*** AVAILABLE RECORDS Section Begins ***
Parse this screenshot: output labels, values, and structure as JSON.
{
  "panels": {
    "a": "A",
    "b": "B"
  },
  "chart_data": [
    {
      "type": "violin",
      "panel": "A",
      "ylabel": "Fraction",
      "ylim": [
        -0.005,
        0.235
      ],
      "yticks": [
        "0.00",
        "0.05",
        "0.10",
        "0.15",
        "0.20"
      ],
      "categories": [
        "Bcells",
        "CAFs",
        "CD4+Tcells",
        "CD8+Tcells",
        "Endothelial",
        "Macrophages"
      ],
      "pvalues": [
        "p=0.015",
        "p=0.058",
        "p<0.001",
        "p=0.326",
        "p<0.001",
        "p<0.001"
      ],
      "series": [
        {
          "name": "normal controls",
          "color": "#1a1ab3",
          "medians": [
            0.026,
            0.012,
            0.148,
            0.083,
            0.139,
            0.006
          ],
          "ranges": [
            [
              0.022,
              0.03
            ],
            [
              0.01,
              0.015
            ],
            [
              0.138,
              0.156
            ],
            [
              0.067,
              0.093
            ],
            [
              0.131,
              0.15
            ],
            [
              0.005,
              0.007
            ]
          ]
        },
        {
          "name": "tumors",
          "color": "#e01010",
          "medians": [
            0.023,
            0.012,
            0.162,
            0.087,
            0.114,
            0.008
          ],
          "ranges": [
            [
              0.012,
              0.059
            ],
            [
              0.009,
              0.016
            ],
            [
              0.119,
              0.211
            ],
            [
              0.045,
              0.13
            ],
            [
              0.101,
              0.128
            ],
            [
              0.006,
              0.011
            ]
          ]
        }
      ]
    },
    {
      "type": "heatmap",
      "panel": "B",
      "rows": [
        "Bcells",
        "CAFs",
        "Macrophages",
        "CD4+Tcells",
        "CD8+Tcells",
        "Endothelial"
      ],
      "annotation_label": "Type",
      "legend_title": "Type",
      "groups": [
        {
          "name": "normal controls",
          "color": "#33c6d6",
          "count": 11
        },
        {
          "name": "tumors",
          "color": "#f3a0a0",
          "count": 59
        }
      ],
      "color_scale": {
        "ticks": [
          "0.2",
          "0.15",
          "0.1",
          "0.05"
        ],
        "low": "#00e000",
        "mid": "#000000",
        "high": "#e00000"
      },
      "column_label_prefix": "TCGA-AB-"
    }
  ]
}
*** AVAILABLE RECORDS Section Ends ***
**PROBLEM TO WORK ON**
The data are to be transcribed in full, exactly as given.

**REPLY**
Parse this screenshot: output labels, values, and structure as JSON.
{
  "panels": {
    "a": "A",
    "b": "B"
  },
  "chart_data": [
    {
      "type": "violin",
      "panel": "A",
      "ylabel": "Fraction",
      "ylim": [
        -0.005,
        0.235
      ],
      "yticks": [
        "0.00",
        "0.05",
        "0.10",
        "0.15",
        "0.20"
      ],
      "categories": [
        "Bcells",
        "CAFs",
        "CD4+Tcells",
        "CD8+Tcells",
        "Endothelial",
        "Macrophages"
      ],
      "pvalues": [
        "p=0.015",
        "p=0.058",
        "p<0.001",
        "p=0.326",
        "p<0.001",
        "p<0.001"
      ],
      "series": [
        {
          "name": "normal controls",
          "color": "#1a1ab3",
          "medians": [
            0.026,
            0.012,
            0.148,
            0.083,
            0.139,
            0.006
          ],
          "ranges": [
            [
              0.022,
              0.03
            ],
            [
              0.01,
              0.015
            ],
            [
              0.138,
              0.156
            ],
            [
              0.067,
              0.093
            ],
            [
              0.131,
              0.15
            ],
            [
              0.005,
              0.007
            ]
          ]
        },
        {
          "name": "tumors",
          "color": "#e01010",
          "medians": [
            0.023,
            0.012,
            0.162,
            0.087,
            0.114,
            0.008
          ],
          "ranges": [
            [
              0.012,
              0.059
            ],
            [
              0.009,
              0.016
            ],
            [
              0.119,
              0.211
            ],
            [
              0.045,
              0.13
            ],
            [
              0.101,
              0.128
            ],
            [
              0.006,
              0.011
            ]
          ]
        }
      ]
    },
    {
      "type": "heatmap",
      "panel": "B",
      "rows": [
        "Bcells",
        "CAFs",
        "Macrophages",
        "CD4+Tcells",
        "CD8+Tcells",
        "Endothelial"
      ],
      "annotation_label": "Type",
      "legend_title": "Type",
      "groups": [
        {
          "name": "normal controls",
          "color": "#33c6d6",
          "count": 11
        },
        {
          "name": "tumors",
          "color": "#f3a0a0",
          "count": 59
        }
      ],
      "color_scale": {
        "ticks": [
          "0.2",
          "0.15",
          "0.1",
          "0.05"
        ],
        "low": "#00e000",
        "mid": "#000000",
        "high": "#e00000"
      },
      "column_label_prefix": "TCGA-AB-"
    }
  ]
}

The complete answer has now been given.